WRITTEN PROBLEM = All of the data below should be written out exactly.

── INPUT DATA

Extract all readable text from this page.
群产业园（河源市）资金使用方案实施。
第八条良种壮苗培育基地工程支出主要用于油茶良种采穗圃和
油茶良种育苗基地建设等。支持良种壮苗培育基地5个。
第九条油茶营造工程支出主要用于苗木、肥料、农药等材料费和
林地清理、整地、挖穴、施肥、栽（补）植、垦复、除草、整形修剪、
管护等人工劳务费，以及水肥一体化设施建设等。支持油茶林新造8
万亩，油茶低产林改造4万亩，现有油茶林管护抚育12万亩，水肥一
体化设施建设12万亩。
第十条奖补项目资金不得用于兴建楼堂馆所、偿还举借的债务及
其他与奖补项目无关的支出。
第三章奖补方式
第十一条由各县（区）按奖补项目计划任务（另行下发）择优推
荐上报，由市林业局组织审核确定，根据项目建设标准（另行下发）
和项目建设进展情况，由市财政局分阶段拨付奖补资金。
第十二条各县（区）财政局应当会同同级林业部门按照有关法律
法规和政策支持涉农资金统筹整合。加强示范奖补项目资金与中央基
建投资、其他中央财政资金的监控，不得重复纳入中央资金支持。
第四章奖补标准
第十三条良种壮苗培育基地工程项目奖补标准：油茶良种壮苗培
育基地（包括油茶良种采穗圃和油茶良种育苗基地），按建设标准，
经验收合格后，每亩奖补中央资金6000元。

────

ANSWER IN FULL =
Extract all readable text from this page.
群产业园（河源市）资金使用方案实施。
第八条良种壮苗培育基地工程支出主要用于油茶良种采穗圃和
油茶良种育苗基地建设等。支持良种壮苗培育基地5个。
第九条油茶营造工程支出主要用于苗木、肥料、农药等材料费和
林地清理、整地、挖穴、施肥、栽（补）植、垦复、除草、整形修剪、
管护等人工劳务费，以及水肥一体化设施建设等。支持油茶林新造8
万亩，油茶低产林改造4万亩，现有油茶林管护抚育12万亩，水肥一
体化设施建设12万亩。
第十条奖补项目资金不得用于兴建楼堂馆所、偿还举借的债务及
其他与奖补项目无关的支出。
第三章奖补方式
第十一条由各县（区）按奖补项目计划任务（另行下发）择优推
荐上报，由市林业局组织审核确定，根据项目建设标准（另行下发）
和项目建设进展情况，由市财政局分阶段拨付奖补资金。
第十二条各县（区）财政局应当会同同级林业部门按照有关法律
法规和政策支持涉农资金统筹整合。加强示范奖补项目资金与中央基
建投资、其他中央财政资金的监控，不得重复纳入中央资金支持。
第四章奖补标准
第十三条良种壮苗培育基地工程项目奖补标准：油茶良种壮苗培
育基地（包括油茶良种采穗圃和油茶良种育苗基地），按建设标准，
经验收合格后，每亩奖补中央资金6000元。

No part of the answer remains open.